Exercise requirements: Below is a listing. Gather each line of it that contains "title".

Data in this exercise:
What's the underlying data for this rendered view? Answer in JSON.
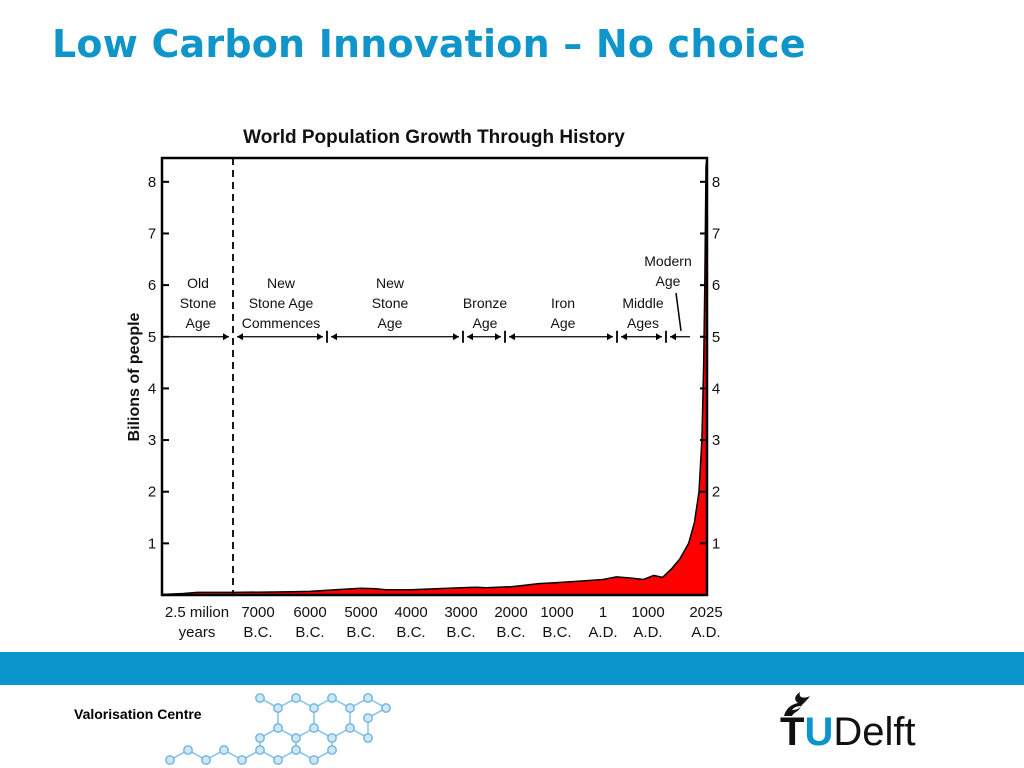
{
  "slide": {
    "title": "Low Carbon Innovation – No choice",
    "footer_label": "Valorisation Centre",
    "logo": {
      "t": "T",
      "u": "U",
      "delft": "Delft"
    }
  },
  "colors": {
    "title": "#0f95c9",
    "band": "#0a95cd",
    "area_fill": "#ff0000",
    "logo_accent": "#0a95cd"
  },
  "chart_data": {
    "type": "area",
    "title": "World Population Growth Through History",
    "ylabel": "Bilions of people",
    "xlabel": "",
    "ylim": [
      0,
      8.5
    ],
    "y_ticks": [
      1,
      2,
      3,
      4,
      5,
      6,
      7,
      8
    ],
    "grid": false,
    "x_categories": [
      [
        "2.5 milion",
        "years"
      ],
      [
        "7000",
        "B.C."
      ],
      [
        "6000",
        "B.C."
      ],
      [
        "5000",
        "B.C."
      ],
      [
        "4000",
        "B.C."
      ],
      [
        "3000",
        "B.C."
      ],
      [
        "2000",
        "B.C."
      ],
      [
        "1000",
        "B.C."
      ],
      [
        "1",
        "A.D."
      ],
      [
        "1000",
        "A.D."
      ],
      [
        "2025",
        "A.D."
      ]
    ],
    "series": [
      {
        "values": [
          [
            0,
            0.01
          ],
          [
            0.3,
            0.03
          ],
          [
            0.5,
            0.05
          ],
          [
            1,
            0.05
          ],
          [
            1.5,
            0.06
          ],
          [
            2,
            0.07
          ],
          [
            2.5,
            0.1
          ],
          [
            3,
            0.13
          ],
          [
            3.3,
            0.12
          ],
          [
            3.5,
            0.1
          ],
          [
            4,
            0.1
          ],
          [
            4.5,
            0.12
          ],
          [
            5,
            0.14
          ],
          [
            5.3,
            0.15
          ],
          [
            5.5,
            0.14
          ],
          [
            6,
            0.16
          ],
          [
            6.3,
            0.19
          ],
          [
            6.6,
            0.22
          ],
          [
            7,
            0.24
          ],
          [
            7.5,
            0.27
          ],
          [
            8,
            0.3
          ],
          [
            8.3,
            0.35
          ],
          [
            8.6,
            0.33
          ],
          [
            8.9,
            0.3
          ],
          [
            9.1,
            0.38
          ],
          [
            9.25,
            0.34
          ],
          [
            9.4,
            0.5
          ],
          [
            9.55,
            0.7
          ],
          [
            9.7,
            1.0
          ],
          [
            9.8,
            1.4
          ],
          [
            9.88,
            2.0
          ],
          [
            9.93,
            3.0
          ],
          [
            9.96,
            4.5
          ],
          [
            9.98,
            6.0
          ],
          [
            10.0,
            8.3
          ]
        ]
      }
    ],
    "era_divider": 1,
    "era_line_value": 5,
    "eras": [
      {
        "lines": [
          "Old",
          "Stone",
          "Age"
        ],
        "from": 0,
        "to": 1
      },
      {
        "lines": [
          "New",
          "Stone Age",
          "Commences"
        ],
        "from": 1,
        "to": 2.3
      },
      {
        "lines": [
          "New",
          "Stone",
          "Age"
        ],
        "from": 2.3,
        "to": 5
      },
      {
        "lines": [
          "Bronze",
          "Age"
        ],
        "from": 5,
        "to": 5.85
      },
      {
        "lines": [
          "Iron",
          "Age"
        ],
        "from": 5.85,
        "to": 8.25
      },
      {
        "lines": [
          "Middle",
          "Ages"
        ],
        "from": 8.25,
        "to": 9.15
      },
      {
        "lines": [
          "Modern",
          "Age"
        ],
        "from": 9.15,
        "to": 9.8
      }
    ]
  }
}
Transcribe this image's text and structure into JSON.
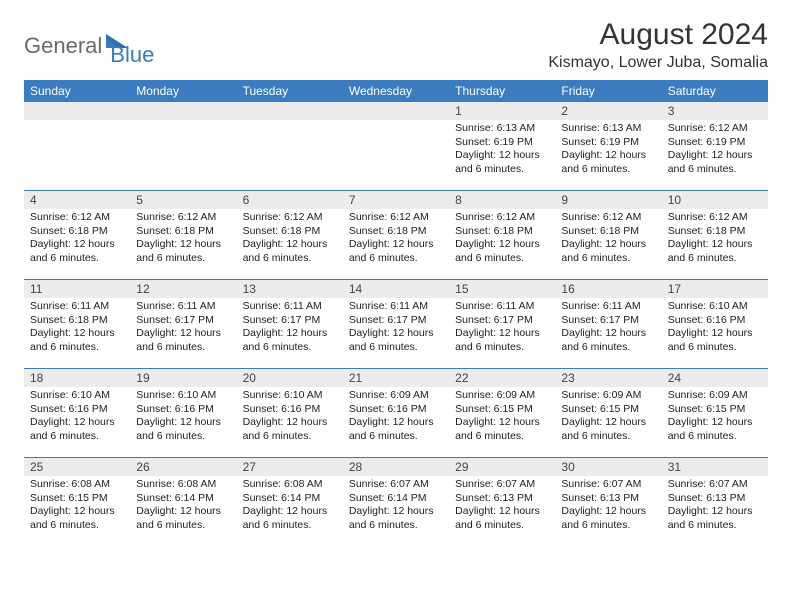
{
  "logo": {
    "text1": "General",
    "text2": "Blue"
  },
  "title": "August 2024",
  "location": "Kismayo, Lower Juba, Somalia",
  "colors": {
    "header_bg": "#3b7bbf",
    "header_text": "#ffffff",
    "daynum_bg": "#ececec",
    "border": "#3b7bbf",
    "logo_gray": "#6b6b6b",
    "logo_blue": "#3b7bbf"
  },
  "weekdays": [
    "Sunday",
    "Monday",
    "Tuesday",
    "Wednesday",
    "Thursday",
    "Friday",
    "Saturday"
  ],
  "weeks": [
    [
      null,
      null,
      null,
      null,
      {
        "n": "1",
        "sr": "6:13 AM",
        "ss": "6:19 PM",
        "dl": "12 hours and 6 minutes."
      },
      {
        "n": "2",
        "sr": "6:13 AM",
        "ss": "6:19 PM",
        "dl": "12 hours and 6 minutes."
      },
      {
        "n": "3",
        "sr": "6:12 AM",
        "ss": "6:19 PM",
        "dl": "12 hours and 6 minutes."
      }
    ],
    [
      {
        "n": "4",
        "sr": "6:12 AM",
        "ss": "6:18 PM",
        "dl": "12 hours and 6 minutes."
      },
      {
        "n": "5",
        "sr": "6:12 AM",
        "ss": "6:18 PM",
        "dl": "12 hours and 6 minutes."
      },
      {
        "n": "6",
        "sr": "6:12 AM",
        "ss": "6:18 PM",
        "dl": "12 hours and 6 minutes."
      },
      {
        "n": "7",
        "sr": "6:12 AM",
        "ss": "6:18 PM",
        "dl": "12 hours and 6 minutes."
      },
      {
        "n": "8",
        "sr": "6:12 AM",
        "ss": "6:18 PM",
        "dl": "12 hours and 6 minutes."
      },
      {
        "n": "9",
        "sr": "6:12 AM",
        "ss": "6:18 PM",
        "dl": "12 hours and 6 minutes."
      },
      {
        "n": "10",
        "sr": "6:12 AM",
        "ss": "6:18 PM",
        "dl": "12 hours and 6 minutes."
      }
    ],
    [
      {
        "n": "11",
        "sr": "6:11 AM",
        "ss": "6:18 PM",
        "dl": "12 hours and 6 minutes."
      },
      {
        "n": "12",
        "sr": "6:11 AM",
        "ss": "6:17 PM",
        "dl": "12 hours and 6 minutes."
      },
      {
        "n": "13",
        "sr": "6:11 AM",
        "ss": "6:17 PM",
        "dl": "12 hours and 6 minutes."
      },
      {
        "n": "14",
        "sr": "6:11 AM",
        "ss": "6:17 PM",
        "dl": "12 hours and 6 minutes."
      },
      {
        "n": "15",
        "sr": "6:11 AM",
        "ss": "6:17 PM",
        "dl": "12 hours and 6 minutes."
      },
      {
        "n": "16",
        "sr": "6:11 AM",
        "ss": "6:17 PM",
        "dl": "12 hours and 6 minutes."
      },
      {
        "n": "17",
        "sr": "6:10 AM",
        "ss": "6:16 PM",
        "dl": "12 hours and 6 minutes."
      }
    ],
    [
      {
        "n": "18",
        "sr": "6:10 AM",
        "ss": "6:16 PM",
        "dl": "12 hours and 6 minutes."
      },
      {
        "n": "19",
        "sr": "6:10 AM",
        "ss": "6:16 PM",
        "dl": "12 hours and 6 minutes."
      },
      {
        "n": "20",
        "sr": "6:10 AM",
        "ss": "6:16 PM",
        "dl": "12 hours and 6 minutes."
      },
      {
        "n": "21",
        "sr": "6:09 AM",
        "ss": "6:16 PM",
        "dl": "12 hours and 6 minutes."
      },
      {
        "n": "22",
        "sr": "6:09 AM",
        "ss": "6:15 PM",
        "dl": "12 hours and 6 minutes."
      },
      {
        "n": "23",
        "sr": "6:09 AM",
        "ss": "6:15 PM",
        "dl": "12 hours and 6 minutes."
      },
      {
        "n": "24",
        "sr": "6:09 AM",
        "ss": "6:15 PM",
        "dl": "12 hours and 6 minutes."
      }
    ],
    [
      {
        "n": "25",
        "sr": "6:08 AM",
        "ss": "6:15 PM",
        "dl": "12 hours and 6 minutes."
      },
      {
        "n": "26",
        "sr": "6:08 AM",
        "ss": "6:14 PM",
        "dl": "12 hours and 6 minutes."
      },
      {
        "n": "27",
        "sr": "6:08 AM",
        "ss": "6:14 PM",
        "dl": "12 hours and 6 minutes."
      },
      {
        "n": "28",
        "sr": "6:07 AM",
        "ss": "6:14 PM",
        "dl": "12 hours and 6 minutes."
      },
      {
        "n": "29",
        "sr": "6:07 AM",
        "ss": "6:13 PM",
        "dl": "12 hours and 6 minutes."
      },
      {
        "n": "30",
        "sr": "6:07 AM",
        "ss": "6:13 PM",
        "dl": "12 hours and 6 minutes."
      },
      {
        "n": "31",
        "sr": "6:07 AM",
        "ss": "6:13 PM",
        "dl": "12 hours and 6 minutes."
      }
    ]
  ],
  "labels": {
    "sunrise": "Sunrise:",
    "sunset": "Sunset:",
    "daylight": "Daylight:"
  }
}
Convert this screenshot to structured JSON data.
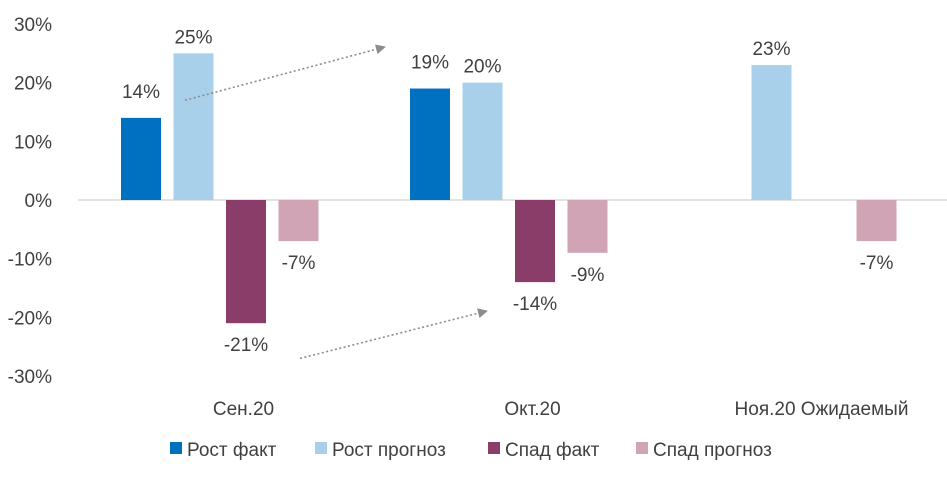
{
  "chart_data": {
    "type": "bar",
    "categories": [
      "Сен.20",
      "Окт.20",
      "Ноя.20 Ожидаемый"
    ],
    "series": [
      {
        "name": "Рост факт",
        "values": [
          14,
          19,
          null
        ],
        "color": "#0070C0"
      },
      {
        "name": "Рост прогноз",
        "values": [
          25,
          20,
          23
        ],
        "color": "#A8D0EA"
      },
      {
        "name": "Спад факт",
        "values": [
          -21,
          -14,
          null
        ],
        "color": "#8B3D6A"
      },
      {
        "name": "Спад прогноз",
        "values": [
          -7,
          -9,
          -7
        ],
        "color": "#D1A4B5"
      }
    ],
    "data_labels": [
      [
        "14%",
        "19%",
        ""
      ],
      [
        "25%",
        "20%",
        "23%"
      ],
      [
        "-21%",
        "-14%",
        ""
      ],
      [
        "-7%",
        "-9%",
        "-7%"
      ]
    ],
    "ylim": [
      -30,
      30
    ],
    "yticks": [
      "30%",
      "20%",
      "10%",
      "0%",
      "-10%",
      "-20%",
      "-30%"
    ],
    "ytick_values": [
      30,
      20,
      10,
      0,
      -10,
      -20,
      -30
    ],
    "title": "",
    "xlabel": "",
    "ylabel": "",
    "grid": false,
    "legend_position": "bottom",
    "annotations": [
      {
        "type": "dotted-arrow",
        "from": {
          "category": 0,
          "value": 17
        },
        "to": {
          "category": 1,
          "value": 26
        }
      },
      {
        "type": "dotted-arrow",
        "from": {
          "category": 0,
          "value": -27
        },
        "to": {
          "category": 1,
          "value": -19
        }
      }
    ]
  }
}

Completed exercise:
    "title": "Low Carbon Innovation – No choice",
    "title": "#0f95c9",
    "title": "World Population Growth Through History",
  "title": "August 2024",
    "title": "",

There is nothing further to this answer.